## Records from a data source:

========

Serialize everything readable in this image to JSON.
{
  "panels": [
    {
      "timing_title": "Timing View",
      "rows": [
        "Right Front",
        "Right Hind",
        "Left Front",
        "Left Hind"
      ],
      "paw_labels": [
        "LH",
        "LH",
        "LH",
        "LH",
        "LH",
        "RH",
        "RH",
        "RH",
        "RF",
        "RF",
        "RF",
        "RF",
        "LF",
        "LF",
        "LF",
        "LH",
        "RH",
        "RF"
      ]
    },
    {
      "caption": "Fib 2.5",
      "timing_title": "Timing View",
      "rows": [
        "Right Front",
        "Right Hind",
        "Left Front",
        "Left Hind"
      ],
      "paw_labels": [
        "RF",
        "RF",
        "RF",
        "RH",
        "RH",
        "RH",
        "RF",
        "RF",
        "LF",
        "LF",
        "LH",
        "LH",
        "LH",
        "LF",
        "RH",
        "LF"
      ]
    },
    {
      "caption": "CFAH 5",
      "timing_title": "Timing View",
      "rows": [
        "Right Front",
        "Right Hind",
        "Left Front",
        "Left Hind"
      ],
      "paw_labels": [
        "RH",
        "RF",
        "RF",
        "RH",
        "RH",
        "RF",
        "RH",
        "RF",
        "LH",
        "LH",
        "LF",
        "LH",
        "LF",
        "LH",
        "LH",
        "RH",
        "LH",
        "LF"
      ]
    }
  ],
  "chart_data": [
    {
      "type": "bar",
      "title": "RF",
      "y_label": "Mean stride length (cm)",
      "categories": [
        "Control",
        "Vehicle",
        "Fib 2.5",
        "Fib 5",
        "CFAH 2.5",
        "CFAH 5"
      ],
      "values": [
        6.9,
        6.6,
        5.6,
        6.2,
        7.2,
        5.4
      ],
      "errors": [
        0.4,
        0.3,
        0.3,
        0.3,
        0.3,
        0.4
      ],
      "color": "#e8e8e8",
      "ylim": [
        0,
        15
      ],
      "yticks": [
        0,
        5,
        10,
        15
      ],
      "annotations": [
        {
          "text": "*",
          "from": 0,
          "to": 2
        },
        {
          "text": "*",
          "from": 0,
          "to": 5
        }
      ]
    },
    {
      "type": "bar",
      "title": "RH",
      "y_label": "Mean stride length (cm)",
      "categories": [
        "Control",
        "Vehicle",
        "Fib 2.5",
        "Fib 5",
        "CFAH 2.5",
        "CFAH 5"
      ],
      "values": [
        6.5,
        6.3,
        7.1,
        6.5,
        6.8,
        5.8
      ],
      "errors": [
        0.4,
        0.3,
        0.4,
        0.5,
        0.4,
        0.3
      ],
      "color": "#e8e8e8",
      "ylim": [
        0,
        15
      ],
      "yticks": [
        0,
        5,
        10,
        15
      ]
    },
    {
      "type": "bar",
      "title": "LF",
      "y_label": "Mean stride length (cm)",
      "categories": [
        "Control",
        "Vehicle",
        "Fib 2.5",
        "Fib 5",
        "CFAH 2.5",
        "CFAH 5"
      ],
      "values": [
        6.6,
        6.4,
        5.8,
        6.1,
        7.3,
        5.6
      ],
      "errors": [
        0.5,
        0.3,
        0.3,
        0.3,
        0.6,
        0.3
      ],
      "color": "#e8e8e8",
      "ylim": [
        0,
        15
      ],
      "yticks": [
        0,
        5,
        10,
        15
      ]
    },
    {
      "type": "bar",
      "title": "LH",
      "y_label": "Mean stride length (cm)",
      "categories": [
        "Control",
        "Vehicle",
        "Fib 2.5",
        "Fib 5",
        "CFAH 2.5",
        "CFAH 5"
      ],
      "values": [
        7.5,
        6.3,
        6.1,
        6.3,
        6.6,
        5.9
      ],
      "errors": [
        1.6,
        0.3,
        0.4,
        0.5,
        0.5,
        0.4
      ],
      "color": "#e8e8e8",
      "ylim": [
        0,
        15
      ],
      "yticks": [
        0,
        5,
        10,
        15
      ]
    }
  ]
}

========

## TASK OBJECTIVE:
Reproduce the complete set of lines precisely as supplied.

## THE SOLUTION:
Serialize everything readable in this image to JSON.
{
  "panels": [
    {
      "timing_title": "Timing View",
      "rows": [
        "Right Front",
        "Right Hind",
        "Left Front",
        "Left Hind"
      ],
      "paw_labels": [
        "LH",
        "LH",
        "LH",
        "LH",
        "LH",
        "RH",
        "RH",
        "RH",
        "RF",
        "RF",
        "RF",
        "RF",
        "LF",
        "LF",
        "LF",
        "LH",
        "RH",
        "RF"
      ]
    },
    {
      "caption": "Fib 2.5",
      "timing_title": "Timing View",
      "rows": [
        "Right Front",
        "Right Hind",
        "Left Front",
        "Left Hind"
      ],
      "paw_labels": [
        "RF",
        "RF",
        "RF",
        "RH",
        "RH",
        "RH",
        "RF",
        "RF",
        "LF",
        "LF",
        "LH",
        "LH",
        "LH",
        "LF",
        "RH",
        "LF"
      ]
    },
    {
      "caption": "CFAH 5",
      "timing_title": "Timing View",
      "rows": [
        "Right Front",
        "Right Hind",
        "Left Front",
        "Left Hind"
      ],
      "paw_labels": [
        "RH",
        "RF",
        "RF",
        "RH",
        "RH",
        "RF",
        "RH",
        "RF",
        "LH",
        "LH",
        "LF",
        "LH",
        "LF",
        "LH",
        "LH",
        "RH",
        "LH",
        "LF"
      ]
    }
  ],
  "chart_data": [
    {
      "type": "bar",
      "title": "RF",
      "y_label": "Mean stride length (cm)",
      "categories": [
        "Control",
        "Vehicle",
        "Fib 2.5",
        "Fib 5",
        "CFAH 2.5",
        "CFAH 5"
      ],
      "values": [
        6.9,
        6.6,
        5.6,
        6.2,
        7.2,
        5.4
      ],
      "errors": [
        0.4,
        0.3,
        0.3,
        0.3,
        0.3,
        0.4
      ],
      "color": "#e8e8e8",
      "ylim": [
        0,
        15
      ],
      "yticks": [
        0,
        5,
        10,
        15
      ],
      "annotations": [
        {
          "text": "*",
          "from": 0,
          "to": 2
        },
        {
          "text": "*",
          "from": 0,
          "to": 5
        }
      ]
    },
    {
      "type": "bar",
      "title": "RH",
      "y_label": "Mean stride length (cm)",
      "categories": [
        "Control",
        "Vehicle",
        "Fib 2.5",
        "Fib 5",
        "CFAH 2.5",
        "CFAH 5"
      ],
      "values": [
        6.5,
        6.3,
        7.1,
        6.5,
        6.8,
        5.8
      ],
      "errors": [
        0.4,
        0.3,
        0.4,
        0.5,
        0.4,
        0.3
      ],
      "color": "#e8e8e8",
      "ylim": [
        0,
        15
      ],
      "yticks": [
        0,
        5,
        10,
        15
      ]
    },
    {
      "type": "bar",
      "title": "LF",
      "y_label": "Mean stride length (cm)",
      "categories": [
        "Control",
        "Vehicle",
        "Fib 2.5",
        "Fib 5",
        "CFAH 2.5",
        "CFAH 5"
      ],
      "values": [
        6.6,
        6.4,
        5.8,
        6.1,
        7.3,
        5.6
      ],
      "errors": [
        0.5,
        0.3,
        0.3,
        0.3,
        0.6,
        0.3
      ],
      "color": "#e8e8e8",
      "ylim": [
        0,
        15
      ],
      "yticks": [
        0,
        5,
        10,
        15
      ]
    },
    {
      "type": "bar",
      "title": "LH",
      "y_label": "Mean stride length (cm)",
      "categories": [
        "Control",
        "Vehicle",
        "Fib 2.5",
        "Fib 5",
        "CFAH 2.5",
        "CFAH 5"
      ],
      "values": [
        7.5,
        6.3,
        6.1,
        6.3,
        6.6,
        5.9
      ],
      "errors": [
        1.6,
        0.3,
        0.4,
        0.5,
        0.5,
        0.4
      ],
      "color": "#e8e8e8",
      "ylim": [
        0,
        15
      ],
      "yticks": [
        0,
        5,
        10,
        15
      ]
    }
  ]
}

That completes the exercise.